>> start Stored records

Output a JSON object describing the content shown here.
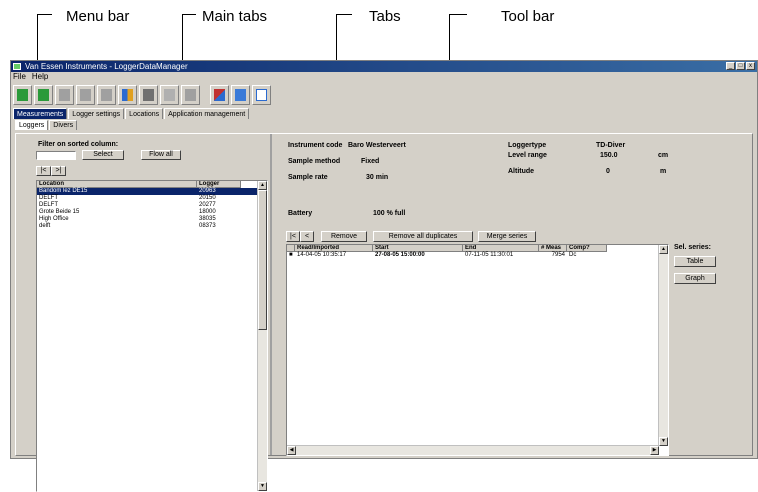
{
  "annotations": {
    "menu_bar": "Menu bar",
    "main_tabs": "Main tabs",
    "tabs": "Tabs",
    "tool_bar": "Tool bar"
  },
  "window": {
    "title": "Van Essen Instruments - LoggerDataManager",
    "min": "_",
    "max": "□",
    "close": "x"
  },
  "menu": {
    "items": [
      "File",
      "Help"
    ]
  },
  "toolbar": {
    "buttons": [
      {
        "icon": "connect-logger-icon",
        "color": "#2a9a3a"
      },
      {
        "icon": "logger-settings-icon",
        "color": "#2a9a3a"
      },
      {
        "icon": "chart-icon",
        "color": "#808080"
      },
      {
        "icon": "graph-icon",
        "color": "#808080"
      },
      {
        "icon": "compensate-icon",
        "color": "#808080"
      },
      {
        "icon": "export-icon",
        "color": "#2a6ad0"
      },
      {
        "icon": "table-icon",
        "color": "#606060"
      },
      {
        "icon": "thermometer-icon",
        "color": "#808080"
      },
      {
        "icon": "network-icon",
        "color": "#808080"
      },
      {
        "icon": "report-icon",
        "color": "#c03030"
      },
      {
        "icon": "list-icon",
        "color": "#2a6ad0"
      },
      {
        "icon": "calendar-icon",
        "color": "#2a6ad0"
      }
    ]
  },
  "main_tabs": [
    "Measurements",
    "Logger settings",
    "Locations",
    "Application management"
  ],
  "sub_tabs": [
    "Loggers",
    "Divers"
  ],
  "left": {
    "filter_label": "Filter on sorted column:",
    "select": "Select",
    "flow_all": "Flow all",
    "nav_first": "|<",
    "nav_next": ">|",
    "columns": [
      "Location",
      "Logger"
    ],
    "rows": [
      {
        "location": "Bandom lez DE15",
        "logger": "20963"
      },
      {
        "location": "DELFT",
        "logger": "20150"
      },
      {
        "location": "DELFT",
        "logger": "20277"
      },
      {
        "location": "Grote Beide 15",
        "logger": "18000"
      },
      {
        "location": "High Office",
        "logger": "38035"
      },
      {
        "location": "delft",
        "logger": "08373"
      }
    ]
  },
  "right": {
    "instrument_code_label": "Instrument code",
    "instrument_code": "Baro Westerveert",
    "logger_type_label": "Loggertype",
    "logger_type": "TD-Diver",
    "sample_method_label": "Sample method",
    "sample_method": "Fixed",
    "level_range_label": "Level range",
    "level_range": "150.0",
    "level_unit": "cm",
    "sample_rate_label": "Sample rate",
    "sample_rate": "30 min",
    "altitude_label": "Altitude",
    "altitude": "0",
    "altitude_unit": "m",
    "battery_label": "Battery",
    "battery": "100 % full",
    "nav_first": "|<",
    "nav_prev": "<",
    "remove": "Remove",
    "remove_duplicates": "Remove all duplicates",
    "merge_series": "Merge series",
    "sel_series_label": "Sel. series:",
    "table": "Table",
    "graph": "Graph",
    "columns": [
      "",
      "Read/Imported",
      "Start",
      "End",
      "# Meas",
      "Comp?"
    ],
    "rows": [
      {
        "mark": "■",
        "read": "14-04-05 10:35:17",
        "start": "27-08-05 15:00:00",
        "end": "07-11-05 11:30:01",
        "meas": "7954",
        "comp": "Dc"
      }
    ]
  }
}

>> end Stored records

■ Task directions:
Copy the whole listing above word for word but do not carry over the pictures.

■ Answer for this exercise:
Output a JSON object describing the content shown here.
{
  "annotations": {
    "menu_bar": "Menu bar",
    "main_tabs": "Main tabs",
    "tabs": "Tabs",
    "tool_bar": "Tool bar"
  },
  "window": {
    "title": "Van Essen Instruments - LoggerDataManager",
    "min": "_",
    "max": "□",
    "close": "x"
  },
  "menu": {
    "items": [
      "File",
      "Help"
    ]
  },
  "toolbar": {
    "buttons": [
      {
        "icon": "connect-logger-icon",
        "color": "#2a9a3a"
      },
      {
        "icon": "logger-settings-icon",
        "color": "#2a9a3a"
      },
      {
        "icon": "chart-icon",
        "color": "#808080"
      },
      {
        "icon": "graph-icon",
        "color": "#808080"
      },
      {
        "icon": "compensate-icon",
        "color": "#808080"
      },
      {
        "icon": "export-icon",
        "color": "#2a6ad0"
      },
      {
        "icon": "table-icon",
        "color": "#606060"
      },
      {
        "icon": "thermometer-icon",
        "color": "#808080"
      },
      {
        "icon": "network-icon",
        "color": "#808080"
      },
      {
        "icon": "report-icon",
        "color": "#c03030"
      },
      {
        "icon": "list-icon",
        "color": "#2a6ad0"
      },
      {
        "icon": "calendar-icon",
        "color": "#2a6ad0"
      }
    ]
  },
  "main_tabs": [
    "Measurements",
    "Logger settings",
    "Locations",
    "Application management"
  ],
  "sub_tabs": [
    "Loggers",
    "Divers"
  ],
  "left": {
    "filter_label": "Filter on sorted column:",
    "select": "Select",
    "flow_all": "Flow all",
    "nav_first": "|<",
    "nav_next": ">|",
    "columns": [
      "Location",
      "Logger"
    ],
    "rows": [
      {
        "location": "Bandom lez DE15",
        "logger": "20963"
      },
      {
        "location": "DELFT",
        "logger": "20150"
      },
      {
        "location": "DELFT",
        "logger": "20277"
      },
      {
        "location": "Grote Beide 15",
        "logger": "18000"
      },
      {
        "location": "High Office",
        "logger": "38035"
      },
      {
        "location": "delft",
        "logger": "08373"
      }
    ]
  },
  "right": {
    "instrument_code_label": "Instrument code",
    "instrument_code": "Baro Westerveert",
    "logger_type_label": "Loggertype",
    "logger_type": "TD-Diver",
    "sample_method_label": "Sample method",
    "sample_method": "Fixed",
    "level_range_label": "Level range",
    "level_range": "150.0",
    "level_unit": "cm",
    "sample_rate_label": "Sample rate",
    "sample_rate": "30 min",
    "altitude_label": "Altitude",
    "altitude": "0",
    "altitude_unit": "m",
    "battery_label": "Battery",
    "battery": "100 % full",
    "nav_first": "|<",
    "nav_prev": "<",
    "remove": "Remove",
    "remove_duplicates": "Remove all duplicates",
    "merge_series": "Merge series",
    "sel_series_label": "Sel. series:",
    "table": "Table",
    "graph": "Graph",
    "columns": [
      "",
      "Read/Imported",
      "Start",
      "End",
      "# Meas",
      "Comp?"
    ],
    "rows": [
      {
        "mark": "■",
        "read": "14-04-05 10:35:17",
        "start": "27-08-05 15:00:00",
        "end": "07-11-05 11:30:01",
        "meas": "7954",
        "comp": "Dc"
      }
    ]
  }
}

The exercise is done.